Stored data
┄┄┄┄┄┄

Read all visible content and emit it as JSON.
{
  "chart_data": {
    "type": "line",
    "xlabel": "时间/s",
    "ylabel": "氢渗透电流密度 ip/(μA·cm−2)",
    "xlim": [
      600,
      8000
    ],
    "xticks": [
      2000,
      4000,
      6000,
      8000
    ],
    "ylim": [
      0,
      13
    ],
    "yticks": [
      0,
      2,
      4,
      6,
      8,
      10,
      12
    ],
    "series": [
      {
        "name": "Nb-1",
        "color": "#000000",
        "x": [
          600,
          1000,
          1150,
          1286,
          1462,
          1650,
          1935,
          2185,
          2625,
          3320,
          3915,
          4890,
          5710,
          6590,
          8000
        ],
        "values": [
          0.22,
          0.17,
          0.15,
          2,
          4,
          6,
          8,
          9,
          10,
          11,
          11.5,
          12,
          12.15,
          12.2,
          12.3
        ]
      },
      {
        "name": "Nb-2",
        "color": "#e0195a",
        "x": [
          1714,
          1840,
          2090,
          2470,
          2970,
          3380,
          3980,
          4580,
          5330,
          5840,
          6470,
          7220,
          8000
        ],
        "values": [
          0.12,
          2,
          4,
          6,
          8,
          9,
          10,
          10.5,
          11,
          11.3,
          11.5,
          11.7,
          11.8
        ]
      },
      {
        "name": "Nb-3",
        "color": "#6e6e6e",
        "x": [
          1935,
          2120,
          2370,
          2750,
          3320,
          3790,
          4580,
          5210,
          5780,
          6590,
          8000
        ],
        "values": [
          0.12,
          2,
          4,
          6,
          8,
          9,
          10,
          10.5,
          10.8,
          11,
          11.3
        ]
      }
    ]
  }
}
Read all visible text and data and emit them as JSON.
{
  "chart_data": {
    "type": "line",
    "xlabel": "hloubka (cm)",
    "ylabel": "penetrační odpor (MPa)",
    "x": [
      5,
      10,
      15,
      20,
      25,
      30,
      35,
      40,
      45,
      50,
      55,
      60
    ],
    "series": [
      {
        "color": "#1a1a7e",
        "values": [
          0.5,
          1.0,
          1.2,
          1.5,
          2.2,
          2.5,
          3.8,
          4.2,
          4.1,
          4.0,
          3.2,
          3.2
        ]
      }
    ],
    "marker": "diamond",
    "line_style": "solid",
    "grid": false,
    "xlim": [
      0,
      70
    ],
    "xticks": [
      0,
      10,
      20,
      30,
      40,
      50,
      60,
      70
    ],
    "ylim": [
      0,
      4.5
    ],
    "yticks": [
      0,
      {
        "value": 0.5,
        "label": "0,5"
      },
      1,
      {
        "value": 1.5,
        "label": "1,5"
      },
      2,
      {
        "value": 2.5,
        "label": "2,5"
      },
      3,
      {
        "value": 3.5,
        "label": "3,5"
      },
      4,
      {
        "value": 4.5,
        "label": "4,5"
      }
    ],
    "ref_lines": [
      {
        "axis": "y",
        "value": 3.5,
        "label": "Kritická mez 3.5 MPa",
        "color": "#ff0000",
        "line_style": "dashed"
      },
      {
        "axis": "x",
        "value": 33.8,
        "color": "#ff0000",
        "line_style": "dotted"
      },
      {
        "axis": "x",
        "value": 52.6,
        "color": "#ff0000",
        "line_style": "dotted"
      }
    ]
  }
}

┄┄┄┄┄┄

Given exercise >> Reproduce, word for word, every line starting at the line that contains "Read all visible text" and ending with the final line of the entries.

Final result >>
Read all visible text and data and emit them as JSON.
{
  "chart_data": {
    "type": "line",
    "xlabel": "hloubka (cm)",
    "ylabel": "penetrační odpor (MPa)",
    "x": [
      5,
      10,
      15,
      20,
      25,
      30,
      35,
      40,
      45,
      50,
      55,
      60
    ],
    "series": [
      {
        "color": "#1a1a7e",
        "values": [
          0.5,
          1.0,
          1.2,
          1.5,
          2.2,
          2.5,
          3.8,
          4.2,
          4.1,
          4.0,
          3.2,
          3.2
        ]
      }
    ],
    "marker": "diamond",
    "line_style": "solid",
    "grid": false,
    "xlim": [
      0,
      70
    ],
    "xticks": [
      0,
      10,
      20,
      30,
      40,
      50,
      60,
      70
    ],
    "ylim": [
      0,
      4.5
    ],
    "yticks": [
      0,
      {
        "value": 0.5,
        "label": "0,5"
      },
      1,
      {
        "value": 1.5,
        "label": "1,5"
      },
      2,
      {
        "value": 2.5,
        "label": "2,5"
      },
      3,
      {
        "value": 3.5,
        "label": "3,5"
      },
      4,
      {
        "value": 4.5,
        "label": "4,5"
      }
    ],
    "ref_lines": [
      {
        "axis": "y",
        "value": 3.5,
        "label": "Kritická mez 3.5 MPa",
        "color": "#ff0000",
        "line_style": "dashed"
      },
      {
        "axis": "x",
        "value": 33.8,
        "color": "#ff0000",
        "line_style": "dotted"
      },
      {
        "axis": "x",
        "value": 52.6,
        "color": "#ff0000",
        "line_style": "dotted"
      }
    ]
  }
}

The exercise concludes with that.